◆ **PROBLEM DETAILS**:
State the number of lines where "bottom" appears. Add nothing else.

─── DATASET EXTRACT

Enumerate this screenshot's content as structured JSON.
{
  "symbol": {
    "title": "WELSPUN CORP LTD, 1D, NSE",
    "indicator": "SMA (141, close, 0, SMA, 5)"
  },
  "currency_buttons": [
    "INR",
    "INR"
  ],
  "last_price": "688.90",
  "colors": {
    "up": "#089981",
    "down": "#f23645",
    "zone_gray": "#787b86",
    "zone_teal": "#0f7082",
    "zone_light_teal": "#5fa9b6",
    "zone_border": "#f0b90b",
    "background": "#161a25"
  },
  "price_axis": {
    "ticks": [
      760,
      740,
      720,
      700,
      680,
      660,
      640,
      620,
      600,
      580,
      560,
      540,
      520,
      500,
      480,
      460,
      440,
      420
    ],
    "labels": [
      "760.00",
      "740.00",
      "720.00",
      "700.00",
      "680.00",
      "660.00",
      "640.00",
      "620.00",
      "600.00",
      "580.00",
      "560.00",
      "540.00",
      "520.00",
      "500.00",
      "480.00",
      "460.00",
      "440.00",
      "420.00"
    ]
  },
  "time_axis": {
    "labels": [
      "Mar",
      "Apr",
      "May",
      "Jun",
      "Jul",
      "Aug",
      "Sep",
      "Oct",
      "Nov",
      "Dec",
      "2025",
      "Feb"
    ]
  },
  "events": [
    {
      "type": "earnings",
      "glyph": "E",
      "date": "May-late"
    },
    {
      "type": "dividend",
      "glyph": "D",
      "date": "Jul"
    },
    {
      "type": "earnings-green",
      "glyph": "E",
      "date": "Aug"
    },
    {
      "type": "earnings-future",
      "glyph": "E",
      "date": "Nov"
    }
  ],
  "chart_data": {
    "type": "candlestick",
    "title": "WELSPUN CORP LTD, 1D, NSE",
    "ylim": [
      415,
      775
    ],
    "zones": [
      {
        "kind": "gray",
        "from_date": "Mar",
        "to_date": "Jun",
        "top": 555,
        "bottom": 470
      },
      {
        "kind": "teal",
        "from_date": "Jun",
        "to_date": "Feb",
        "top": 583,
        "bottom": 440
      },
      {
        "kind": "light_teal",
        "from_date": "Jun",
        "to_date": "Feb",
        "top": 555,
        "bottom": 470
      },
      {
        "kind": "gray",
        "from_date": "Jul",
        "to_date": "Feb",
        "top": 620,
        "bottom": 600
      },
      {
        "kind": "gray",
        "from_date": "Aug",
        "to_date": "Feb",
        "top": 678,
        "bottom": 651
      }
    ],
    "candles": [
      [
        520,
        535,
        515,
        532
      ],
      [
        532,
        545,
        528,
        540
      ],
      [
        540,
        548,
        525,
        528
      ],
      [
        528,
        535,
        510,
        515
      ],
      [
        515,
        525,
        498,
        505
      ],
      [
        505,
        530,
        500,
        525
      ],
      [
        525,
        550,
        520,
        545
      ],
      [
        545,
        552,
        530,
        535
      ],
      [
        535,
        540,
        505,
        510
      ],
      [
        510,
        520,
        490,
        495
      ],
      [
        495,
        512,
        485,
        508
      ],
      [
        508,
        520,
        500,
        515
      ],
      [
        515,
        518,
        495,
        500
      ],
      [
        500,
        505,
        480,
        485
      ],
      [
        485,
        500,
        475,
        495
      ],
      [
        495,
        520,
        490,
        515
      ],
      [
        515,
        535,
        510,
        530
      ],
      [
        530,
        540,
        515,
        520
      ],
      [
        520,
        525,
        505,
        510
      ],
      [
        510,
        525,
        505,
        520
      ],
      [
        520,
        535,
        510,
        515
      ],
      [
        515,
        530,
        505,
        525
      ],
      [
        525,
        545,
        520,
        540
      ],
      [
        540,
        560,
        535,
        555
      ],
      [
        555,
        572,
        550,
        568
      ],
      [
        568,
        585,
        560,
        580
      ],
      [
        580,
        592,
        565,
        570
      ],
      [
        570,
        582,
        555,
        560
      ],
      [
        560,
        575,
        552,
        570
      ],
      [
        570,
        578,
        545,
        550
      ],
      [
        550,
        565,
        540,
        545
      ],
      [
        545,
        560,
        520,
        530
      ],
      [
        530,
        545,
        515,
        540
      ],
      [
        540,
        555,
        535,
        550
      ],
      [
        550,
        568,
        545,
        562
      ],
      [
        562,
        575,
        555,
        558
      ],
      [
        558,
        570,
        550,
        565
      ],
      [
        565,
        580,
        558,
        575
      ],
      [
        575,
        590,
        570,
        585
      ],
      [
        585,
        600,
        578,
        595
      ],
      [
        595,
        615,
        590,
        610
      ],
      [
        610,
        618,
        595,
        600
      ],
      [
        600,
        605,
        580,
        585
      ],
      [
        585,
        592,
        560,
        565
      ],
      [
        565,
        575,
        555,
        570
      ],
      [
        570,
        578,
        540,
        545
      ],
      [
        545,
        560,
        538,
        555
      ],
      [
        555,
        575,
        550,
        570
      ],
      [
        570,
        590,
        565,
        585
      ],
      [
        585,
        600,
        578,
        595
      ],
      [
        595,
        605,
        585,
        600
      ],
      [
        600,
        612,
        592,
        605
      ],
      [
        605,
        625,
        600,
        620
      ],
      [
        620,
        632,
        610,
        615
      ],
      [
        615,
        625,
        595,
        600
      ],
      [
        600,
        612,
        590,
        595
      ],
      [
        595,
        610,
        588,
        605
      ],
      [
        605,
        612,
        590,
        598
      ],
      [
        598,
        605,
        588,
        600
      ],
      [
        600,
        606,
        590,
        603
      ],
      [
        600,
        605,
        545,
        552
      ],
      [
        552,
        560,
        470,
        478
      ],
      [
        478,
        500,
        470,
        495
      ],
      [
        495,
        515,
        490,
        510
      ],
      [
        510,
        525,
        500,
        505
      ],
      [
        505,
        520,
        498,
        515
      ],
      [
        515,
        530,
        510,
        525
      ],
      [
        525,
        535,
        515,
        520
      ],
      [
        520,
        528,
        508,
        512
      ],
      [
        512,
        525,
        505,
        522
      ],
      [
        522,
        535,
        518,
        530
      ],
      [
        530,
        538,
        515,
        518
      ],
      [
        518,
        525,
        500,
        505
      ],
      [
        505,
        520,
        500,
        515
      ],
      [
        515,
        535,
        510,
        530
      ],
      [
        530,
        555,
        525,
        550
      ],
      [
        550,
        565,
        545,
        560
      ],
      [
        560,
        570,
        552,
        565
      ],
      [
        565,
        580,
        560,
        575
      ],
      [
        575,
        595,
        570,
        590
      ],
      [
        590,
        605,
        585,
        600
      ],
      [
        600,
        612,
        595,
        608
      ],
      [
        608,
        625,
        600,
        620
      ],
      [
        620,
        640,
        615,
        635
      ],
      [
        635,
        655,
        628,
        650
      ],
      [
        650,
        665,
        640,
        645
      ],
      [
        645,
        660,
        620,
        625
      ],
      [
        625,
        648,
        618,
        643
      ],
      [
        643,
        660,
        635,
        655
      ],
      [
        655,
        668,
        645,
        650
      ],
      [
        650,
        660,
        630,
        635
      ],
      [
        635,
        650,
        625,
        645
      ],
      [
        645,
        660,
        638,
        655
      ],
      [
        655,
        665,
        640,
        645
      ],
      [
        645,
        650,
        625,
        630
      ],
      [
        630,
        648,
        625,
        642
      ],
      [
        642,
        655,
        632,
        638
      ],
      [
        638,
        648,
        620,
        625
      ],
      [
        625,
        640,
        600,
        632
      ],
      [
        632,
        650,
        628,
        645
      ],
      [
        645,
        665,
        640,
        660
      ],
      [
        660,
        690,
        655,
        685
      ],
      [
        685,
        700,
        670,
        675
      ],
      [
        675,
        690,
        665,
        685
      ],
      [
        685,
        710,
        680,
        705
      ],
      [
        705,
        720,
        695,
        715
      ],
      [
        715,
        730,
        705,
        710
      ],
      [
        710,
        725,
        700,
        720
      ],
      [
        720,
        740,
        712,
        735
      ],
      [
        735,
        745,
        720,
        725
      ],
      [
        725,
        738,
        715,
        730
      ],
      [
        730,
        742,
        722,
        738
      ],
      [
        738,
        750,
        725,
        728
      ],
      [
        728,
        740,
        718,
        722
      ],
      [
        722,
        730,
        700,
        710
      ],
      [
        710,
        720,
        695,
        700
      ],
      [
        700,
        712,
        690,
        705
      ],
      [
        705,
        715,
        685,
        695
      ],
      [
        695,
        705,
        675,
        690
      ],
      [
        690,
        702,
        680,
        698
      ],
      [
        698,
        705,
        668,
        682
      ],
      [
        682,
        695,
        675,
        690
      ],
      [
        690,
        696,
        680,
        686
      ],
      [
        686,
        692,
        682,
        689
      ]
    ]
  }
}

──────

◆ **RESPONSE FOR THIS EXERCISE**:
5